[Stored entries]
────────────────────

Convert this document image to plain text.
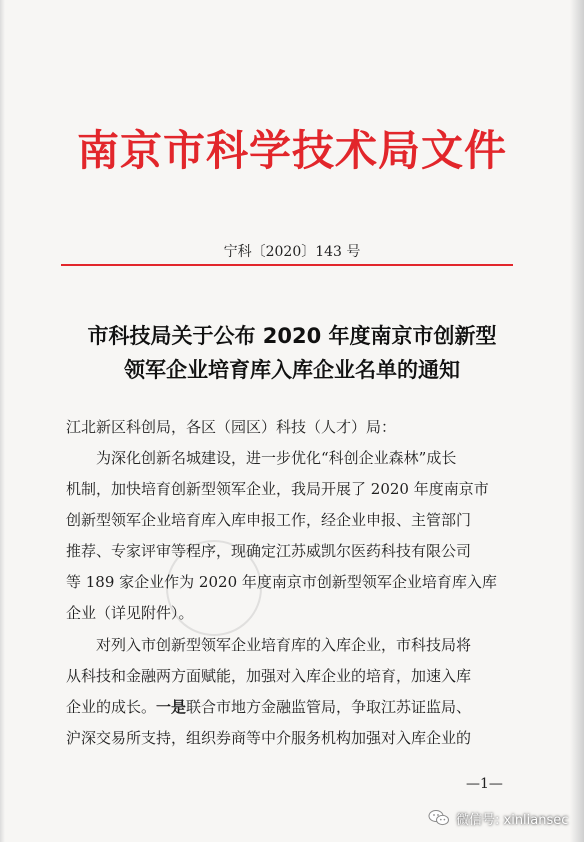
南京市科学技术局文件
宁科〔2020〕143 号
市科技局关于公布 2020 年度南京市创新型
领军企业培育库入库企业名单的通知
江北新区科创局，各区（园区）科技（人才）局：
为深化创新名城建设，进一步优化“科创企业森林”成长
机制，加快培育创新型领军企业，我局开展了 2020 年度南京市
创新型领军企业培育库入库申报工作，经企业申报、主管部门
推荐、专家评审等程序，现确定江苏威凯尔医药科技有限公司
等 189 家企业作为 2020 年度南京市创新型领军企业培育库入库
企业（详见附件）。
对列入市创新型领军企业培育库的入库企业，市科技局将
从科技和金融两方面赋能，加强对入库企业的培育，加速入库
企业的成长。一是联合市地方金融监管局，争取江苏证监局、
沪深交易所支持，组织券商等中介服务机构加强对入库企业的
—1—
微信号: xinliansec
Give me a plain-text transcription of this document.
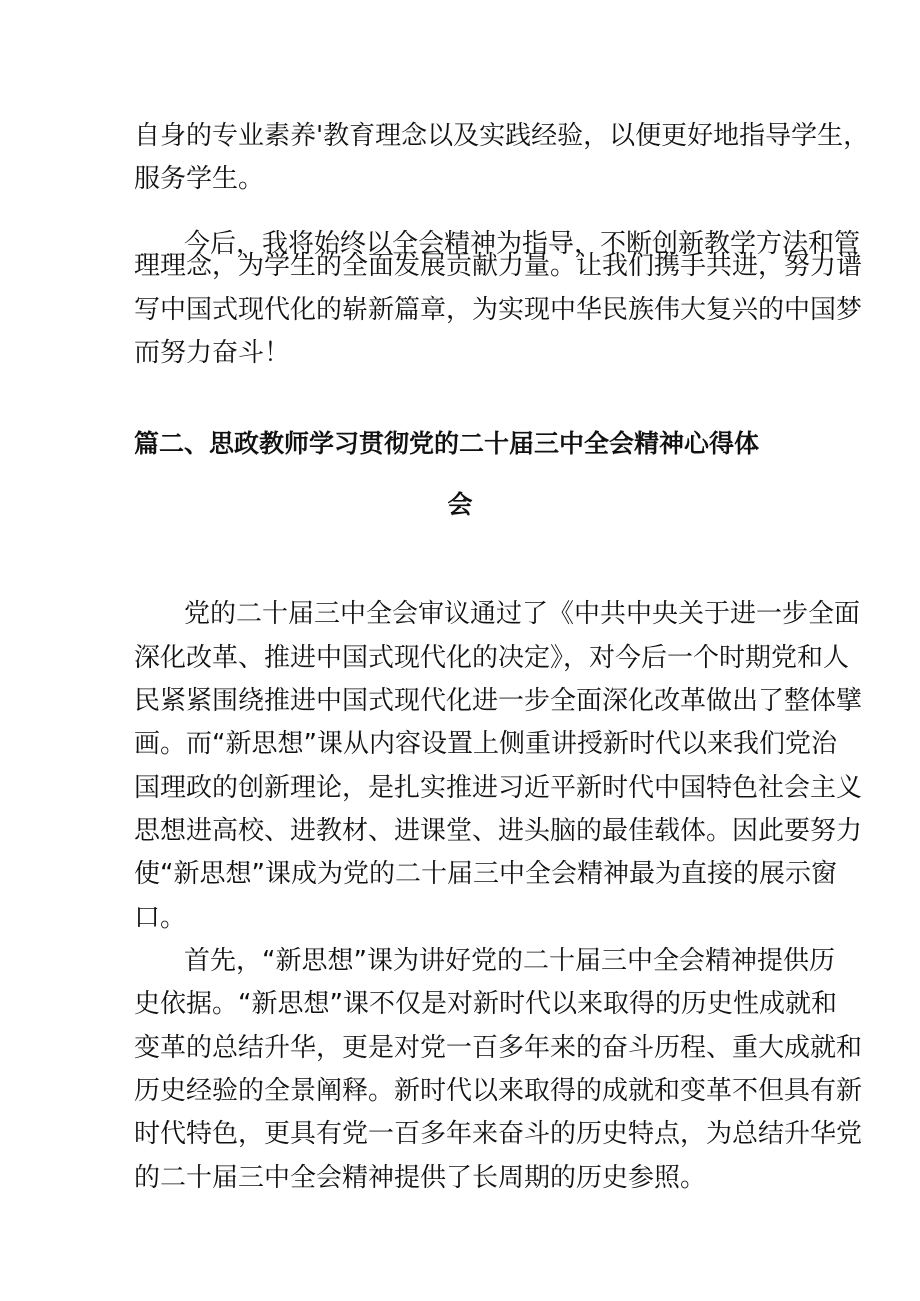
自身的专业素养'教育理念以及实践经验，以便更好地指导学生，
服务学生。
今后，我将始终以全会精神为指导，不断创新教学方法和管
理理念，为学生的全面发展贡献力量。让我们携手共进，努力谱
写中国式现代化的崭新篇章，为实现中华民族伟大复兴的中国梦
而努力奋斗！
篇二、思政教师学习贯彻党的二十届三中全会精神心得体
会
党的二十届三中全会审议通过了《中共中央关于进一步全面
深化改革、推进中国式现代化的决定》，对今后一个时期党和人
民紧紧围绕推进中国式现代化进一步全面深化改革做出了整体擘
画。而“新思想”课从内容设置上侧重讲授新时代以来我们党治
国理政的创新理论，是扎实推进习近平新时代中国特色社会主义
思想进高校、进教材、进课堂、进头脑的最佳载体。因此要努力
使“新思想”课成为党的二十届三中全会精神最为直接的展示窗
口。
首先，“新思想”课为讲好党的二十届三中全会精神提供历
史依据。“新思想”课不仅是对新时代以来取得的历史性成就和
变革的总结升华，更是对党一百多年来的奋斗历程、重大成就和
历史经验的全景阐释。新时代以来取得的成就和变革不但具有新
时代特色，更具有党一百多年来奋斗的历史特点，为总结升华党
的二十届三中全会精神提供了长周期的历史参照。
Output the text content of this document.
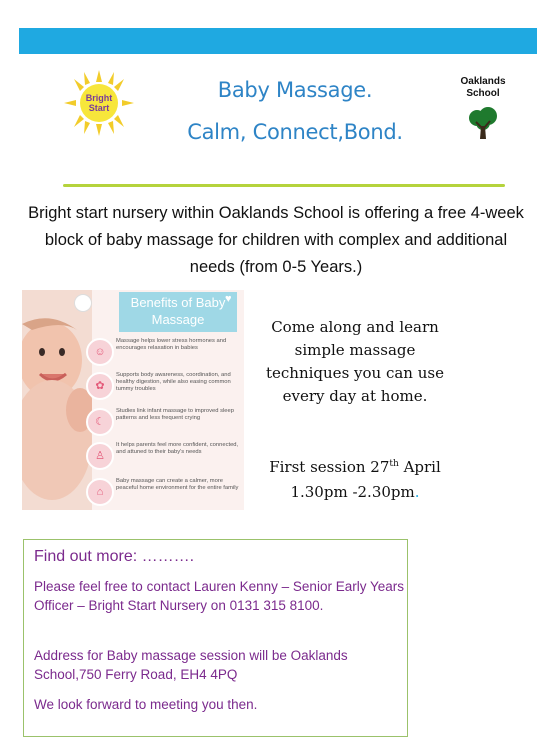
Bright
Start
Baby Massage.
Calm, Connect,Bond.
Oaklands
School
Bright start nursery within Oaklands School is offering a free 4-week block of baby massage for children with complex and additional needs (from 0-5 Years.)
Benefits of Baby Massage
♥
☺
Massage helps lower stress hormones and encourages relaxation in babies
✿
Supports body awareness, coordination, and healthy digestion, while also easing common tummy troubles
☾
Studies link infant massage to improved sleep patterns and less frequent crying
♙
It helps parents feel more confident, connected, and attuned to their baby's needs
⌂
Baby massage can create a calmer, more peaceful home environment for the entire family
Come along and learn simple massage techniques you can use every day at home.
First session 27th April
1.30pm -2.30pm.
Find out more: ……….
Please feel free to contact Lauren Kenny – Senior Early Years Officer – Bright Start Nursery on 0131 315 8100.
Address for Baby massage session will be Oaklands School,750 Ferry Road, EH4 4PQ
We look forward to meeting you then.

────────────────────

- _EXERCISE INSTRUCTIONS_
Restate the entire listing word for word, excluding pictures.

- _RESULT FOR THIS EXERCISE_
Convert this document image to plain text.
南京市科学技术局文件
宁科〔2020〕143 号
市科技局关于公布 2020 年度南京市创新型
领军企业培育库入库企业名单的通知
江北新区科创局，各区（园区）科技（人才）局：
为深化创新名城建设，进一步优化“科创企业森林”成长
机制，加快培育创新型领军企业，我局开展了 2020 年度南京市
创新型领军企业培育库入库申报工作，经企业申报、主管部门
推荐、专家评审等程序，现确定江苏威凯尔医药科技有限公司
等 189 家企业作为 2020 年度南京市创新型领军企业培育库入库
企业（详见附件）。
对列入市创新型领军企业培育库的入库企业，市科技局将
从科技和金融两方面赋能，加强对入库企业的培育，加速入库
企业的成长。一是联合市地方金融监管局，争取江苏证监局、
沪深交易所支持，组织券商等中介服务机构加强对入库企业的
—1—
微信号: xinliansec
Give me a plain-text transcription of this document.
自身的专业素养'教育理念以及实践经验，以便更好地指导学生，
服务学生。
今后，我将始终以全会精神为指导，不断创新教学方法和管
理理念，为学生的全面发展贡献力量。让我们携手共进，努力谱
写中国式现代化的崭新篇章，为实现中华民族伟大复兴的中国梦
而努力奋斗！
篇二、思政教师学习贯彻党的二十届三中全会精神心得体
会
党的二十届三中全会审议通过了《中共中央关于进一步全面
深化改革、推进中国式现代化的决定》，对今后一个时期党和人
民紧紧围绕推进中国式现代化进一步全面深化改革做出了整体擘
画。而“新思想”课从内容设置上侧重讲授新时代以来我们党治
国理政的创新理论，是扎实推进习近平新时代中国特色社会主义
思想进高校、进教材、进课堂、进头脑的最佳载体。因此要努力
使“新思想”课成为党的二十届三中全会精神最为直接的展示窗
口。
首先，“新思想”课为讲好党的二十届三中全会精神提供历
史依据。“新思想”课不仅是对新时代以来取得的历史性成就和
变革的总结升华，更是对党一百多年来的奋斗历程、重大成就和
历史经验的全景阐释。新时代以来取得的成就和变革不但具有新
时代特色，更具有党一百多年来奋斗的历史特点，为总结升华党
的二十届三中全会精神提供了长周期的历史参照。
Output the text content of this document.
Bright
Start
Baby Massage.
Calm, Connect,Bond.
Oaklands
School
Bright start nursery within Oaklands School is offering a free 4-week block of baby massage for children with complex and additional needs (from 0-5 Years.)
Benefits of Baby Massage
♥
☺
Massage helps lower stress hormones and encourages relaxation in babies
✿
Supports body awareness, coordination, and healthy digestion, while also easing common tummy troubles
☾
Studies link infant massage to improved sleep patterns and less frequent crying
♙
It helps parents feel more confident, connected, and attuned to their baby's needs
⌂
Baby massage can create a calmer, more peaceful home environment for the entire family
Come along and learn simple massage techniques you can use every day at home.
First session 27th April
1.30pm -2.30pm.
Find out more: ……….
Please feel free to contact Lauren Kenny – Senior Early Years Officer – Bright Start Nursery on 0131 315 8100.
Address for Baby massage session will be Oaklands School,750 Ferry Road, EH4 4PQ
We look forward to meeting you then.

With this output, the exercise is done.